START Material provided
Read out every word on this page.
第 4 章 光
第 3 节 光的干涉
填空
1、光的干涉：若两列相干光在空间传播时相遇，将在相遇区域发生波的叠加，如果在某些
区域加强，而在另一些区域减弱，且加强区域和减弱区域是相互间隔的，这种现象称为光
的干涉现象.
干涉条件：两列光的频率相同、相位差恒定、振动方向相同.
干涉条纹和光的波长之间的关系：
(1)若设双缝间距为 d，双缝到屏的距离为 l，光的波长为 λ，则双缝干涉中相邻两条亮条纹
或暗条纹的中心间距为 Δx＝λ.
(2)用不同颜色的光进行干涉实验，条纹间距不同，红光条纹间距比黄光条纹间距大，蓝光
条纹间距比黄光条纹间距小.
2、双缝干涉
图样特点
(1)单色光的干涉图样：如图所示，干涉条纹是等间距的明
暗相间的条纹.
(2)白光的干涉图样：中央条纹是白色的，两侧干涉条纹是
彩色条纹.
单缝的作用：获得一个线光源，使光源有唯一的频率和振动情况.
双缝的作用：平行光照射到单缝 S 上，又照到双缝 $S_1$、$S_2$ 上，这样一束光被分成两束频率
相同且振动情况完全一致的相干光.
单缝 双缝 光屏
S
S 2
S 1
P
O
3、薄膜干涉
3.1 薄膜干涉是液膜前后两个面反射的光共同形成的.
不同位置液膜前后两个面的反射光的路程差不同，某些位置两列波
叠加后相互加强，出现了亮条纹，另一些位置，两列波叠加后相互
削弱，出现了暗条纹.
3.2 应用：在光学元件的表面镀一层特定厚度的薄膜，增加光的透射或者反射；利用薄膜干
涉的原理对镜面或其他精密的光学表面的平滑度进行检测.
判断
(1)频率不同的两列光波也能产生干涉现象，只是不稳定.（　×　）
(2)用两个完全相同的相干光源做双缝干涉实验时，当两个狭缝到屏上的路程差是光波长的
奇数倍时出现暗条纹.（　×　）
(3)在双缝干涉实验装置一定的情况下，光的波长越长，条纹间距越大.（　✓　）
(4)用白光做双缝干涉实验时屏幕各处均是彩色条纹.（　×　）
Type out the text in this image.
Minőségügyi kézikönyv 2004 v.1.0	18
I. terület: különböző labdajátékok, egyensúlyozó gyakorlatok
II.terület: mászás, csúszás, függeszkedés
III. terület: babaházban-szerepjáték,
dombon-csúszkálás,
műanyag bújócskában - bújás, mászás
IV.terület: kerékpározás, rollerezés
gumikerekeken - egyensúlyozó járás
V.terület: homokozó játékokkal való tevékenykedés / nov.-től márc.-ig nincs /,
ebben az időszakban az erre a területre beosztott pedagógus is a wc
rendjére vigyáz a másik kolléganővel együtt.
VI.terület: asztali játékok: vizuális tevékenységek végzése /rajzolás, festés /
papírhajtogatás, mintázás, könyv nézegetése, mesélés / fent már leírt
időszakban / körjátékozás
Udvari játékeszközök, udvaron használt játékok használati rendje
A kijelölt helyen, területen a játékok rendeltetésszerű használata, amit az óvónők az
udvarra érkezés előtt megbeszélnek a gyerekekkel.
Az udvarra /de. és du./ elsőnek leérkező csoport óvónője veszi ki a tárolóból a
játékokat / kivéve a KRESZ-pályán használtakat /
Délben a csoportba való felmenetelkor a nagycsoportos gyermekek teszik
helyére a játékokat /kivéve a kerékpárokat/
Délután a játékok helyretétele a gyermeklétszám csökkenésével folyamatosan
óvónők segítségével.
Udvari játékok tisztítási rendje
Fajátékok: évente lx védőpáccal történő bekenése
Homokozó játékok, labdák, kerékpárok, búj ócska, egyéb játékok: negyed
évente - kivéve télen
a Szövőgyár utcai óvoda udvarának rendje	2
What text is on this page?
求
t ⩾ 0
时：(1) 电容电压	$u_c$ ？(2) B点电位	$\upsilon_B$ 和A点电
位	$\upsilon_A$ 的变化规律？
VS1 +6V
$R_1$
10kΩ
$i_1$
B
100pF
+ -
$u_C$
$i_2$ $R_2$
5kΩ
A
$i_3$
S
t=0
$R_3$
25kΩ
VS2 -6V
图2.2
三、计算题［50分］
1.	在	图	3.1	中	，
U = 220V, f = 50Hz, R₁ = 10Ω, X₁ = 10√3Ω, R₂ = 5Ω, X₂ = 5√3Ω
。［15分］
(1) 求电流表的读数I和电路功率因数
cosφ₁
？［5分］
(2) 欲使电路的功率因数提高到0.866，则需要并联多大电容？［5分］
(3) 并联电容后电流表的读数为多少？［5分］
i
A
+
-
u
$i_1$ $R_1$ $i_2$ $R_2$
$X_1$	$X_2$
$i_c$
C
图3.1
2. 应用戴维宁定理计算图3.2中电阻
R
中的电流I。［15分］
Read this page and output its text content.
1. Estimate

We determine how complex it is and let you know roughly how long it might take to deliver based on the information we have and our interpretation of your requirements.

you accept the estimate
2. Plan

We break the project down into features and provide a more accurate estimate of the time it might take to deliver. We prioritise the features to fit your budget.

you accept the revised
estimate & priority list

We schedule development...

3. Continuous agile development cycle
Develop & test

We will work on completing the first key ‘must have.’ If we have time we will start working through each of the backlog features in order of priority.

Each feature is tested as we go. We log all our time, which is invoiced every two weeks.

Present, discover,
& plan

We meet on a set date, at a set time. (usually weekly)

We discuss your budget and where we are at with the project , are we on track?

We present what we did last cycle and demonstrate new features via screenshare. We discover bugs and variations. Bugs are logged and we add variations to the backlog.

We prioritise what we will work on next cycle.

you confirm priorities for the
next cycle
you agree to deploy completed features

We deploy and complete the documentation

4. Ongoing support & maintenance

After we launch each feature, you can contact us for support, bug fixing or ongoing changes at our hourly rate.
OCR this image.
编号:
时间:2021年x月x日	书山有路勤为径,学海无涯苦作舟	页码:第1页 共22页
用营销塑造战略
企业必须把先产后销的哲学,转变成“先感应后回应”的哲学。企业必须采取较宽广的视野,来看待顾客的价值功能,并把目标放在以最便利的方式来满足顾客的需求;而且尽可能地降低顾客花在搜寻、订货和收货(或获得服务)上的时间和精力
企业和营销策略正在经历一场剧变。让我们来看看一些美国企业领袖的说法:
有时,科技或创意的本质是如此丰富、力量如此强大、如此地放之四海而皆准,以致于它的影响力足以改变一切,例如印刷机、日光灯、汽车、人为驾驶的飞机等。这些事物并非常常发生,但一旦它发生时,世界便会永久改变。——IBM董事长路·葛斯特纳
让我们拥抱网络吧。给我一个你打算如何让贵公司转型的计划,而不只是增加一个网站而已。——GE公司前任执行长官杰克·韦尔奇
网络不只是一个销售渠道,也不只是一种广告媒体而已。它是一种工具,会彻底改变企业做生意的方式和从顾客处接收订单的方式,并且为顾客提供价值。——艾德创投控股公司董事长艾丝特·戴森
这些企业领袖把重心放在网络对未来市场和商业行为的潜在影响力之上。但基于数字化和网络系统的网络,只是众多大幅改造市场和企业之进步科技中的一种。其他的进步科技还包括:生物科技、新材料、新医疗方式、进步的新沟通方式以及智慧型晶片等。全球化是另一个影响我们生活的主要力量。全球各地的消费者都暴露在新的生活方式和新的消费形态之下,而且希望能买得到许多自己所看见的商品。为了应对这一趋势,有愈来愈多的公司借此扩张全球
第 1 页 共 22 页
END Material provided
Work to be completed » Reproduce the material verbatim, line by line.

Solution below »
Read out every word on this page.
第 4 章 光
第 3 节 光的干涉
填空
1、光的干涉：若两列相干光在空间传播时相遇，将在相遇区域发生波的叠加，如果在某些
区域加强，而在另一些区域减弱，且加强区域和减弱区域是相互间隔的，这种现象称为光
的干涉现象.
干涉条件：两列光的频率相同、相位差恒定、振动方向相同.
干涉条纹和光的波长之间的关系：
(1)若设双缝间距为 d，双缝到屏的距离为 l，光的波长为 λ，则双缝干涉中相邻两条亮条纹
或暗条纹的中心间距为 Δx＝λ.
(2)用不同颜色的光进行干涉实验，条纹间距不同，红光条纹间距比黄光条纹间距大，蓝光
条纹间距比黄光条纹间距小.
2、双缝干涉
图样特点
(1)单色光的干涉图样：如图所示，干涉条纹是等间距的明
暗相间的条纹.
(2)白光的干涉图样：中央条纹是白色的，两侧干涉条纹是
彩色条纹.
单缝的作用：获得一个线光源，使光源有唯一的频率和振动情况.
双缝的作用：平行光照射到单缝 S 上，又照到双缝 $S_1$、$S_2$ 上，这样一束光被分成两束频率
相同且振动情况完全一致的相干光.
单缝 双缝 光屏
S
S 2
S 1
P
O
3、薄膜干涉
3.1 薄膜干涉是液膜前后两个面反射的光共同形成的.
不同位置液膜前后两个面的反射光的路程差不同，某些位置两列波
叠加后相互加强，出现了亮条纹，另一些位置，两列波叠加后相互
削弱，出现了暗条纹.
3.2 应用：在光学元件的表面镀一层特定厚度的薄膜，增加光的透射或者反射；利用薄膜干
涉的原理对镜面或其他精密的光学表面的平滑度进行检测.
判断
(1)频率不同的两列光波也能产生干涉现象，只是不稳定.（　×　）
(2)用两个完全相同的相干光源做双缝干涉实验时，当两个狭缝到屏上的路程差是光波长的
奇数倍时出现暗条纹.（　×　）
(3)在双缝干涉实验装置一定的情况下，光的波长越长，条纹间距越大.（　✓　）
(4)用白光做双缝干涉实验时屏幕各处均是彩色条纹.（　×　）
Type out the text in this image.
Minőségügyi kézikönyv 2004 v.1.0	18
I. terület: különböző labdajátékok, egyensúlyozó gyakorlatok
II.terület: mászás, csúszás, függeszkedés
III. terület: babaházban-szerepjáték,
dombon-csúszkálás,
műanyag bújócskában - bújás, mászás
IV.terület: kerékpározás, rollerezés
gumikerekeken - egyensúlyozó járás
V.terület: homokozó játékokkal való tevékenykedés / nov.-től márc.-ig nincs /,
ebben az időszakban az erre a területre beosztott pedagógus is a wc
rendjére vigyáz a másik kolléganővel együtt.
VI.terület: asztali játékok: vizuális tevékenységek végzése /rajzolás, festés /
papírhajtogatás, mintázás, könyv nézegetése, mesélés / fent már leírt
időszakban / körjátékozás
Udvari játékeszközök, udvaron használt játékok használati rendje
A kijelölt helyen, területen a játékok rendeltetésszerű használata, amit az óvónők az
udvarra érkezés előtt megbeszélnek a gyerekekkel.
Az udvarra /de. és du./ elsőnek leérkező csoport óvónője veszi ki a tárolóból a
játékokat / kivéve a KRESZ-pályán használtakat /
Délben a csoportba való felmenetelkor a nagycsoportos gyermekek teszik
helyére a játékokat /kivéve a kerékpárokat/
Délután a játékok helyretétele a gyermeklétszám csökkenésével folyamatosan
óvónők segítségével.
Udvari játékok tisztítási rendje
Fajátékok: évente lx védőpáccal történő bekenése
Homokozó játékok, labdák, kerékpárok, búj ócska, egyéb játékok: negyed
évente - kivéve télen
a Szövőgyár utcai óvoda udvarának rendje	2
What text is on this page?
求
t ⩾ 0
时：(1) 电容电压	$u_c$ ？(2) B点电位	$\upsilon_B$ 和A点电
位	$\upsilon_A$ 的变化规律？
VS1 +6V
$R_1$
10kΩ
$i_1$
B
100pF
+ -
$u_C$
$i_2$ $R_2$
5kΩ
A
$i_3$
S
t=0
$R_3$
25kΩ
VS2 -6V
图2.2
三、计算题［50分］
1.	在	图	3.1	中	，
U = 220V, f = 50Hz, R₁ = 10Ω, X₁ = 10√3Ω, R₂ = 5Ω, X₂ = 5√3Ω
。［15分］
(1) 求电流表的读数I和电路功率因数
cosφ₁
？［5分］
(2) 欲使电路的功率因数提高到0.866，则需要并联多大电容？［5分］
(3) 并联电容后电流表的读数为多少？［5分］
i
A
+
-
u
$i_1$ $R_1$ $i_2$ $R_2$
$X_1$	$X_2$
$i_c$
C
图3.1
2. 应用戴维宁定理计算图3.2中电阻
R
中的电流I。［15分］
Read this page and output its text content.
1. Estimate

We determine how complex it is and let you know roughly how long it might take to deliver based on the information we have and our interpretation of your requirements.

you accept the estimate
2. Plan

We break the project down into features and provide a more accurate estimate of the time it might take to deliver. We prioritise the features to fit your budget.

you accept the revised
estimate & priority list

We schedule development...

3. Continuous agile development cycle
Develop & test

We will work on completing the first key ‘must have.’ If we have time we will start working through each of the backlog features in order of priority.

Each feature is tested as we go. We log all our time, which is invoiced every two weeks.

Present, discover,
& plan

We meet on a set date, at a set time. (usually weekly)

We discuss your budget and where we are at with the project , are we on track?

We present what we did last cycle and demonstrate new features via screenshare. We discover bugs and variations. Bugs are logged and we add variations to the backlog.

We prioritise what we will work on next cycle.

you confirm priorities for the
next cycle
you agree to deploy completed features

We deploy and complete the documentation

4. Ongoing support & maintenance

After we launch each feature, you can contact us for support, bug fixing or ongoing changes at our hourly rate.
OCR this image.
编号:
时间:2021年x月x日	书山有路勤为径,学海无涯苦作舟	页码:第1页 共22页
用营销塑造战略
企业必须把先产后销的哲学,转变成“先感应后回应”的哲学。企业必须采取较宽广的视野,来看待顾客的价值功能,并把目标放在以最便利的方式来满足顾客的需求;而且尽可能地降低顾客花在搜寻、订货和收货(或获得服务)上的时间和精力
企业和营销策略正在经历一场剧变。让我们来看看一些美国企业领袖的说法:
有时,科技或创意的本质是如此丰富、力量如此强大、如此地放之四海而皆准,以致于它的影响力足以改变一切,例如印刷机、日光灯、汽车、人为驾驶的飞机等。这些事物并非常常发生,但一旦它发生时,世界便会永久改变。——IBM董事长路·葛斯特纳
让我们拥抱网络吧。给我一个你打算如何让贵公司转型的计划,而不只是增加一个网站而已。——GE公司前任执行长官杰克·韦尔奇
网络不只是一个销售渠道,也不只是一种广告媒体而已。它是一种工具,会彻底改变企业做生意的方式和从顾客处接收订单的方式,并且为顾客提供价值。——艾德创投控股公司董事长艾丝特·戴森
这些企业领袖把重心放在网络对未来市场和商业行为的潜在影响力之上。但基于数字化和网络系统的网络,只是众多大幅改造市场和企业之进步科技中的一种。其他的进步科技还包括:生物科技、新材料、新医疗方式、进步的新沟通方式以及智慧型晶片等。全球化是另一个影响我们生活的主要力量。全球各地的消费者都暴露在新的生活方式和新的消费形态之下,而且希望能买得到许多自己所看见的商品。为了应对这一趋势,有愈来愈多的公司借此扩张全球
第 1 页 共 22 页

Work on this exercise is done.